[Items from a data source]
____
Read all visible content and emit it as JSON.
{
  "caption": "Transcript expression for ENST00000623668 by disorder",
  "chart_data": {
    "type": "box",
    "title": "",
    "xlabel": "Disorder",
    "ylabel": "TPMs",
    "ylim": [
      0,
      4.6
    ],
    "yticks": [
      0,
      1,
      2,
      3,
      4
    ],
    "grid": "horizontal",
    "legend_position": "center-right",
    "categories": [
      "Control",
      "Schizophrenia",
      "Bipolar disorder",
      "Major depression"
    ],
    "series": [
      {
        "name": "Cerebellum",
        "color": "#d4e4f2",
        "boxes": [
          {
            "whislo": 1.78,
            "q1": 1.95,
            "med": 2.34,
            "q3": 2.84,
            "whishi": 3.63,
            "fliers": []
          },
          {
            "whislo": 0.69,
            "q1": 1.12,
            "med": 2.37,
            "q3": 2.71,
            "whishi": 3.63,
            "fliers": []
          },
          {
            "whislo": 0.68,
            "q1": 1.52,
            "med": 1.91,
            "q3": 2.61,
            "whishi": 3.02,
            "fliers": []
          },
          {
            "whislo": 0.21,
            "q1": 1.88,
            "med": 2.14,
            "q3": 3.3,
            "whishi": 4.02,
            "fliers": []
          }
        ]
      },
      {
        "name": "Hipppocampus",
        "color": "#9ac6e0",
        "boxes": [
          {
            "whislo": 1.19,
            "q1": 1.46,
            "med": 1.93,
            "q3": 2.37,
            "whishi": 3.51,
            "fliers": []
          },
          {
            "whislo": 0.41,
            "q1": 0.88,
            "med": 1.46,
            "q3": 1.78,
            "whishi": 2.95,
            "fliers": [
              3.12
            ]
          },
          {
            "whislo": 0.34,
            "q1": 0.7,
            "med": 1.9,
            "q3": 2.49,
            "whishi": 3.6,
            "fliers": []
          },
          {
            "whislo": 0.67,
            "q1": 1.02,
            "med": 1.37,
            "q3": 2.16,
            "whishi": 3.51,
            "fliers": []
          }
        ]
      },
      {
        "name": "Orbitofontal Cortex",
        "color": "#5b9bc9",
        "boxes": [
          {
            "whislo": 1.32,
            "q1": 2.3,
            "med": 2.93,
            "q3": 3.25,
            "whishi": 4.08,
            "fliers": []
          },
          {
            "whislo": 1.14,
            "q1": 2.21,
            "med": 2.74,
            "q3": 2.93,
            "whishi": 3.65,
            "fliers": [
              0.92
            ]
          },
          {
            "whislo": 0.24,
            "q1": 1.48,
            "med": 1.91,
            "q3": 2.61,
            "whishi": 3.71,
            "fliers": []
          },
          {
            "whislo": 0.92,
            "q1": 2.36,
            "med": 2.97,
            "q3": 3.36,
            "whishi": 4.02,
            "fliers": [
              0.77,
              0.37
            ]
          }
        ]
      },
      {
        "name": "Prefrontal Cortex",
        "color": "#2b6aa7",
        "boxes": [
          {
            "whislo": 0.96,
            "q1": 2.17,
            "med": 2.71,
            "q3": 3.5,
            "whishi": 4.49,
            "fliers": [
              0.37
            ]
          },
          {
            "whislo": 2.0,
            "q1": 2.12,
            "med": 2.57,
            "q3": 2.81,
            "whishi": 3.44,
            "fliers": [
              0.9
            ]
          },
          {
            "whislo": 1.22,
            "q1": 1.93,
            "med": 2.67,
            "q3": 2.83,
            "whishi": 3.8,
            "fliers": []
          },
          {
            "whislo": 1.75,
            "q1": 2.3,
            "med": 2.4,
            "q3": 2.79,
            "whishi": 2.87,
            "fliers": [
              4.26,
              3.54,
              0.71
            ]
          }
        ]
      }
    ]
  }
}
____
**Exercise directions**: Reproduce the material above exactly; please quote every line of it.

**Solved problem**:
Read all visible content and emit it as JSON.
{
  "caption": "Transcript expression for ENST00000623668 by disorder",
  "chart_data": {
    "type": "box",
    "title": "",
    "xlabel": "Disorder",
    "ylabel": "TPMs",
    "ylim": [
      0,
      4.6
    ],
    "yticks": [
      0,
      1,
      2,
      3,
      4
    ],
    "grid": "horizontal",
    "legend_position": "center-right",
    "categories": [
      "Control",
      "Schizophrenia",
      "Bipolar disorder",
      "Major depression"
    ],
    "series": [
      {
        "name": "Cerebellum",
        "color": "#d4e4f2",
        "boxes": [
          {
            "whislo": 1.78,
            "q1": 1.95,
            "med": 2.34,
            "q3": 2.84,
            "whishi": 3.63,
            "fliers": []
          },
          {
            "whislo": 0.69,
            "q1": 1.12,
            "med": 2.37,
            "q3": 2.71,
            "whishi": 3.63,
            "fliers": []
          },
          {
            "whislo": 0.68,
            "q1": 1.52,
            "med": 1.91,
            "q3": 2.61,
            "whishi": 3.02,
            "fliers": []
          },
          {
            "whislo": 0.21,
            "q1": 1.88,
            "med": 2.14,
            "q3": 3.3,
            "whishi": 4.02,
            "fliers": []
          }
        ]
      },
      {
        "name": "Hipppocampus",
        "color": "#9ac6e0",
        "boxes": [
          {
            "whislo": 1.19,
            "q1": 1.46,
            "med": 1.93,
            "q3": 2.37,
            "whishi": 3.51,
            "fliers": []
          },
          {
            "whislo": 0.41,
            "q1": 0.88,
            "med": 1.46,
            "q3": 1.78,
            "whishi": 2.95,
            "fliers": [
              3.12
            ]
          },
          {
            "whislo": 0.34,
            "q1": 0.7,
            "med": 1.9,
            "q3": 2.49,
            "whishi": 3.6,
            "fliers": []
          },
          {
            "whislo": 0.67,
            "q1": 1.02,
            "med": 1.37,
            "q3": 2.16,
            "whishi": 3.51,
            "fliers": []
          }
        ]
      },
      {
        "name": "Orbitofontal Cortex",
        "color": "#5b9bc9",
        "boxes": [
          {
            "whislo": 1.32,
            "q1": 2.3,
            "med": 2.93,
            "q3": 3.25,
            "whishi": 4.08,
            "fliers": []
          },
          {
            "whislo": 1.14,
            "q1": 2.21,
            "med": 2.74,
            "q3": 2.93,
            "whishi": 3.65,
            "fliers": [
              0.92
            ]
          },
          {
            "whislo": 0.24,
            "q1": 1.48,
            "med": 1.91,
            "q3": 2.61,
            "whishi": 3.71,
            "fliers": []
          },
          {
            "whislo": 0.92,
            "q1": 2.36,
            "med": 2.97,
            "q3": 3.36,
            "whishi": 4.02,
            "fliers": [
              0.77,
              0.37
            ]
          }
        ]
      },
      {
        "name": "Prefrontal Cortex",
        "color": "#2b6aa7",
        "boxes": [
          {
            "whislo": 0.96,
            "q1": 2.17,
            "med": 2.71,
            "q3": 3.5,
            "whishi": 4.49,
            "fliers": [
              0.37
            ]
          },
          {
            "whislo": 2.0,
            "q1": 2.12,
            "med": 2.57,
            "q3": 2.81,
            "whishi": 3.44,
            "fliers": [
              0.9
            ]
          },
          {
            "whislo": 1.22,
            "q1": 1.93,
            "med": 2.67,
            "q3": 2.83,
            "whishi": 3.8,
            "fliers": []
          },
          {
            "whislo": 1.75,
            "q1": 2.3,
            "med": 2.4,
            "q3": 2.79,
            "whishi": 2.87,
            "fliers": [
              4.26,
              3.54,
              0.71
            ]
          }
        ]
      }
    ]
  }
}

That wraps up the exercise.